• WHAT THIS TASK INVOLVES: Reproduce every record below exactly as it appears.

• PROVIDED ENTRIES:
* * * * * * * * *

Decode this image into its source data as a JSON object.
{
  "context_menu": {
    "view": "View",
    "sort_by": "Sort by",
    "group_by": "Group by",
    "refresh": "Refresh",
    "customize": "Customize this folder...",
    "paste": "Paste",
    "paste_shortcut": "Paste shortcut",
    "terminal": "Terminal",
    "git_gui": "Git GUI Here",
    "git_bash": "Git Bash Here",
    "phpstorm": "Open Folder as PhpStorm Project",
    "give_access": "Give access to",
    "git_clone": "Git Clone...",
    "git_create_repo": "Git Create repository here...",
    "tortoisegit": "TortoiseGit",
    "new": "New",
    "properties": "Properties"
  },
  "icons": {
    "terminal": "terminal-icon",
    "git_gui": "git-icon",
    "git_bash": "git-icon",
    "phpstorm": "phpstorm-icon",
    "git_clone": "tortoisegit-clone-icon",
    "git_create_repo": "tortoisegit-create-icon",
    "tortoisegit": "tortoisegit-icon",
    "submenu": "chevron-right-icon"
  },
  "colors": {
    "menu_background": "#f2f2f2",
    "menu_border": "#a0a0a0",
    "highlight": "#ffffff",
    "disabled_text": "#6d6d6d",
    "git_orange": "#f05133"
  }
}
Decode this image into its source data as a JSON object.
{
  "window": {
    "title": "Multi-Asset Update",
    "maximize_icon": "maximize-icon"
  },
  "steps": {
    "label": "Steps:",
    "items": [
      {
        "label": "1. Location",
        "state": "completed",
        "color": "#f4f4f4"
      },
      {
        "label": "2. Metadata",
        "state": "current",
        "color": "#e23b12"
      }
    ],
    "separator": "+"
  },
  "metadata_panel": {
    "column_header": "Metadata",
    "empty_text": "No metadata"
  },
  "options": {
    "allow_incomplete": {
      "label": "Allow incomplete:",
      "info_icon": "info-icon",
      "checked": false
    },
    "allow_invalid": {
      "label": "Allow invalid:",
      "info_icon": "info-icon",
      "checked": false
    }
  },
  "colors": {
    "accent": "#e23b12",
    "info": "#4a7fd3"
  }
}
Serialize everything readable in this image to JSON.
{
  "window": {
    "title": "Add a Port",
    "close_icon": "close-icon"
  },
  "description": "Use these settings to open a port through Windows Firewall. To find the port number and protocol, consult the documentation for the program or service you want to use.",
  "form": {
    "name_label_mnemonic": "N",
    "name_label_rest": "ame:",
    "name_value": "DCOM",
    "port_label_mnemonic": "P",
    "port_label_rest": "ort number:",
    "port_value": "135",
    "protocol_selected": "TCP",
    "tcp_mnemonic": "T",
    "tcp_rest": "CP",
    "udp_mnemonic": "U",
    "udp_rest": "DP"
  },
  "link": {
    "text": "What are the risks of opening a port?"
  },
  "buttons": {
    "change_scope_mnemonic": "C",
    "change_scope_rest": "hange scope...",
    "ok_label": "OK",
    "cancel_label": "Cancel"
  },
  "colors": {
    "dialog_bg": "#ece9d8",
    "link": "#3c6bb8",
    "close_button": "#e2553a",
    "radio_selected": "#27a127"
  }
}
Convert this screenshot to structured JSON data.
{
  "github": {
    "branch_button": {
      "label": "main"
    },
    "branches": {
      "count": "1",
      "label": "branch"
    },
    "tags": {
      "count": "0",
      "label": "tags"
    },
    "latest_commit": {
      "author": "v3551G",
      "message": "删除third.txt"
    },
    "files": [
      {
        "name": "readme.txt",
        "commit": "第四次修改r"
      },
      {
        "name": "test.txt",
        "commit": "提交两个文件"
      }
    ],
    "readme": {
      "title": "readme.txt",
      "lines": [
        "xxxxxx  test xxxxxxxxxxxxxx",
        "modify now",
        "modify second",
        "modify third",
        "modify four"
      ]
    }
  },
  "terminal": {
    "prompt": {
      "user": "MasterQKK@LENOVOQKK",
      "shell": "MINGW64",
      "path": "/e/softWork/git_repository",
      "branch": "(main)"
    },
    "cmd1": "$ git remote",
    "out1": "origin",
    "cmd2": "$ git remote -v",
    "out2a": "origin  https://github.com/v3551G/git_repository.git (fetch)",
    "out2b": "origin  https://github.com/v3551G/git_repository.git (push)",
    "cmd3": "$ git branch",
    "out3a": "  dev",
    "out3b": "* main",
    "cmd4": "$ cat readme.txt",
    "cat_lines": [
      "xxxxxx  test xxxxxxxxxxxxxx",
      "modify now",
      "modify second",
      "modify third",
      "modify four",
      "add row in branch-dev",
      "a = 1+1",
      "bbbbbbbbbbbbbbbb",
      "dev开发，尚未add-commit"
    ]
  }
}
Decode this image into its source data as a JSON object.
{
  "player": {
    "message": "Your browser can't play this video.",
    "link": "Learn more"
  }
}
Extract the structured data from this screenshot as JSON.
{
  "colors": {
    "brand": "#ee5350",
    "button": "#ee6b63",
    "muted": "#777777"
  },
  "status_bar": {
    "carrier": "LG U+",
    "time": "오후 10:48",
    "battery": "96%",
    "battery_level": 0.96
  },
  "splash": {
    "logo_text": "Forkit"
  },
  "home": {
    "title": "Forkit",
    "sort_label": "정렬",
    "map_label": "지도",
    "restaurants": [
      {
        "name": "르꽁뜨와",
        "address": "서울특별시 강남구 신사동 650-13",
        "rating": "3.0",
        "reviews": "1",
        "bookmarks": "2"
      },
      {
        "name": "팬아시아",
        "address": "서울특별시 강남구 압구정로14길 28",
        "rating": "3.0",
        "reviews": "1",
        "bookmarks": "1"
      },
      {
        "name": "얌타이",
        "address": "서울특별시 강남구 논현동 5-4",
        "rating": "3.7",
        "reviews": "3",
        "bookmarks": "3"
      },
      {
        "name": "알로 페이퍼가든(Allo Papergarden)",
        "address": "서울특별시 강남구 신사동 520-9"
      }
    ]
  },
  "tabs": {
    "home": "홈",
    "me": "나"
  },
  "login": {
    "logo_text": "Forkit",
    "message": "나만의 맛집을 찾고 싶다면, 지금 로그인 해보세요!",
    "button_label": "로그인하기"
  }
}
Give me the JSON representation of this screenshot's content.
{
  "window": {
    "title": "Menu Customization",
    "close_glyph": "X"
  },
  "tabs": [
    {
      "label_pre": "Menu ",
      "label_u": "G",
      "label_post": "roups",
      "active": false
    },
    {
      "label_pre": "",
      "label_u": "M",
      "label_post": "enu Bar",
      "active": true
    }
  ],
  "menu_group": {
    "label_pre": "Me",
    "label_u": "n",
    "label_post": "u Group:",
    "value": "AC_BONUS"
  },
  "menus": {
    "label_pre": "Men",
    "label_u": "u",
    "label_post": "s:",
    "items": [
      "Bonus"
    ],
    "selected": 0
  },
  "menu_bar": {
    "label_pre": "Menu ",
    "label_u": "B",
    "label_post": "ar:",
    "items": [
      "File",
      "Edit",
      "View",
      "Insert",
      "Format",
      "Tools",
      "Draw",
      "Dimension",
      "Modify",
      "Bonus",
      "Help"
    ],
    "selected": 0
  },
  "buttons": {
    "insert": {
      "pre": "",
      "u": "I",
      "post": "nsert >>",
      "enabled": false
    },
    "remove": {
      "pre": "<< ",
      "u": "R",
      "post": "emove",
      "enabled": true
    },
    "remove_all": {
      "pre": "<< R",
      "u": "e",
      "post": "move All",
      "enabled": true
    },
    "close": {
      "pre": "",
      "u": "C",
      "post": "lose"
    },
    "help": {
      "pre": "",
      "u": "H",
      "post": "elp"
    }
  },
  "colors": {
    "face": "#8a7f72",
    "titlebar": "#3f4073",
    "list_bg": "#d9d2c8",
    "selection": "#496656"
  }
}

* * * * * * * * *

• EXERCISE ANSWER:
Decode this image into its source data as a JSON object.
{
  "context_menu": {
    "view": "View",
    "sort_by": "Sort by",
    "group_by": "Group by",
    "refresh": "Refresh",
    "customize": "Customize this folder...",
    "paste": "Paste",
    "paste_shortcut": "Paste shortcut",
    "terminal": "Terminal",
    "git_gui": "Git GUI Here",
    "git_bash": "Git Bash Here",
    "phpstorm": "Open Folder as PhpStorm Project",
    "give_access": "Give access to",
    "git_clone": "Git Clone...",
    "git_create_repo": "Git Create repository here...",
    "tortoisegit": "TortoiseGit",
    "new": "New",
    "properties": "Properties"
  },
  "icons": {
    "terminal": "terminal-icon",
    "git_gui": "git-icon",
    "git_bash": "git-icon",
    "phpstorm": "phpstorm-icon",
    "git_clone": "tortoisegit-clone-icon",
    "git_create_repo": "tortoisegit-create-icon",
    "tortoisegit": "tortoisegit-icon",
    "submenu": "chevron-right-icon"
  },
  "colors": {
    "menu_background": "#f2f2f2",
    "menu_border": "#a0a0a0",
    "highlight": "#ffffff",
    "disabled_text": "#6d6d6d",
    "git_orange": "#f05133"
  }
}
Decode this image into its source data as a JSON object.
{
  "window": {
    "title": "Multi-Asset Update",
    "maximize_icon": "maximize-icon"
  },
  "steps": {
    "label": "Steps:",
    "items": [
      {
        "label": "1. Location",
        "state": "completed",
        "color": "#f4f4f4"
      },
      {
        "label": "2. Metadata",
        "state": "current",
        "color": "#e23b12"
      }
    ],
    "separator": "+"
  },
  "metadata_panel": {
    "column_header": "Metadata",
    "empty_text": "No metadata"
  },
  "options": {
    "allow_incomplete": {
      "label": "Allow incomplete:",
      "info_icon": "info-icon",
      "checked": false
    },
    "allow_invalid": {
      "label": "Allow invalid:",
      "info_icon": "info-icon",
      "checked": false
    }
  },
  "colors": {
    "accent": "#e23b12",
    "info": "#4a7fd3"
  }
}
Serialize everything readable in this image to JSON.
{
  "window": {
    "title": "Add a Port",
    "close_icon": "close-icon"
  },
  "description": "Use these settings to open a port through Windows Firewall. To find the port number and protocol, consult the documentation for the program or service you want to use.",
  "form": {
    "name_label_mnemonic": "N",
    "name_label_rest": "ame:",
    "name_value": "DCOM",
    "port_label_mnemonic": "P",
    "port_label_rest": "ort number:",
    "port_value": "135",
    "protocol_selected": "TCP",
    "tcp_mnemonic": "T",
    "tcp_rest": "CP",
    "udp_mnemonic": "U",
    "udp_rest": "DP"
  },
  "link": {
    "text": "What are the risks of opening a port?"
  },
  "buttons": {
    "change_scope_mnemonic": "C",
    "change_scope_rest": "hange scope...",
    "ok_label": "OK",
    "cancel_label": "Cancel"
  },
  "colors": {
    "dialog_bg": "#ece9d8",
    "link": "#3c6bb8",
    "close_button": "#e2553a",
    "radio_selected": "#27a127"
  }
}
Convert this screenshot to structured JSON data.
{
  "github": {
    "branch_button": {
      "label": "main"
    },
    "branches": {
      "count": "1",
      "label": "branch"
    },
    "tags": {
      "count": "0",
      "label": "tags"
    },
    "latest_commit": {
      "author": "v3551G",
      "message": "删除third.txt"
    },
    "files": [
      {
        "name": "readme.txt",
        "commit": "第四次修改r"
      },
      {
        "name": "test.txt",
        "commit": "提交两个文件"
      }
    ],
    "readme": {
      "title": "readme.txt",
      "lines": [
        "xxxxxx  test xxxxxxxxxxxxxx",
        "modify now",
        "modify second",
        "modify third",
        "modify four"
      ]
    }
  },
  "terminal": {
    "prompt": {
      "user": "MasterQKK@LENOVOQKK",
      "shell": "MINGW64",
      "path": "/e/softWork/git_repository",
      "branch": "(main)"
    },
    "cmd1": "$ git remote",
    "out1": "origin",
    "cmd2": "$ git remote -v",
    "out2a": "origin  https://github.com/v3551G/git_repository.git (fetch)",
    "out2b": "origin  https://github.com/v3551G/git_repository.git (push)",
    "cmd3": "$ git branch",
    "out3a": "  dev",
    "out3b": "* main",
    "cmd4": "$ cat readme.txt",
    "cat_lines": [
      "xxxxxx  test xxxxxxxxxxxxxx",
      "modify now",
      "modify second",
      "modify third",
      "modify four",
      "add row in branch-dev",
      "a = 1+1",
      "bbbbbbbbbbbbbbbb",
      "dev开发，尚未add-commit"
    ]
  }
}
Decode this image into its source data as a JSON object.
{
  "player": {
    "message": "Your browser can't play this video.",
    "link": "Learn more"
  }
}
Extract the structured data from this screenshot as JSON.
{
  "colors": {
    "brand": "#ee5350",
    "button": "#ee6b63",
    "muted": "#777777"
  },
  "status_bar": {
    "carrier": "LG U+",
    "time": "오후 10:48",
    "battery": "96%",
    "battery_level": 0.96
  },
  "splash": {
    "logo_text": "Forkit"
  },
  "home": {
    "title": "Forkit",
    "sort_label": "정렬",
    "map_label": "지도",
    "restaurants": [
      {
        "name": "르꽁뜨와",
        "address": "서울특별시 강남구 신사동 650-13",
        "rating": "3.0",
        "reviews": "1",
        "bookmarks": "2"
      },
      {
        "name": "팬아시아",
        "address": "서울특별시 강남구 압구정로14길 28",
        "rating": "3.0",
        "reviews": "1",
        "bookmarks": "1"
      },
      {
        "name": "얌타이",
        "address": "서울특별시 강남구 논현동 5-4",
        "rating": "3.7",
        "reviews": "3",
        "bookmarks": "3"
      },
      {
        "name": "알로 페이퍼가든(Allo Papergarden)",
        "address": "서울특별시 강남구 신사동 520-9"
      }
    ]
  },
  "tabs": {
    "home": "홈",
    "me": "나"
  },
  "login": {
    "logo_text": "Forkit",
    "message": "나만의 맛집을 찾고 싶다면, 지금 로그인 해보세요!",
    "button_label": "로그인하기"
  }
}
Give me the JSON representation of this screenshot's content.
{
  "window": {
    "title": "Menu Customization",
    "close_glyph": "X"
  },
  "tabs": [
    {
      "label_pre": "Menu ",
      "label_u": "G",
      "label_post": "roups",
      "active": false
    },
    {
      "label_pre": "",
      "label_u": "M",
      "label_post": "enu Bar",
      "active": true
    }
  ],
  "menu_group": {
    "label_pre": "Me",
    "label_u": "n",
    "label_post": "u Group:",
    "value": "AC_BONUS"
  },
  "menus": {
    "label_pre": "Men",
    "label_u": "u",
    "label_post": "s:",
    "items": [
      "Bonus"
    ],
    "selected": 0
  },
  "menu_bar": {
    "label_pre": "Menu ",
    "label_u": "B",
    "label_post": "ar:",
    "items": [
      "File",
      "Edit",
      "View",
      "Insert",
      "Format",
      "Tools",
      "Draw",
      "Dimension",
      "Modify",
      "Bonus",
      "Help"
    ],
    "selected": 0
  },
  "buttons": {
    "insert": {
      "pre": "",
      "u": "I",
      "post": "nsert >>",
      "enabled": false
    },
    "remove": {
      "pre": "<< ",
      "u": "R",
      "post": "emove",
      "enabled": true
    },
    "remove_all": {
      "pre": "<< R",
      "u": "e",
      "post": "move All",
      "enabled": true
    },
    "close": {
      "pre": "",
      "u": "C",
      "post": "lose"
    },
    "help": {
      "pre": "",
      "u": "H",
      "post": "elp"
    }
  },
  "colors": {
    "face": "#8a7f72",
    "titlebar": "#3f4073",
    "list_bg": "#d9d2c8",
    "selection": "#496656"
  }
}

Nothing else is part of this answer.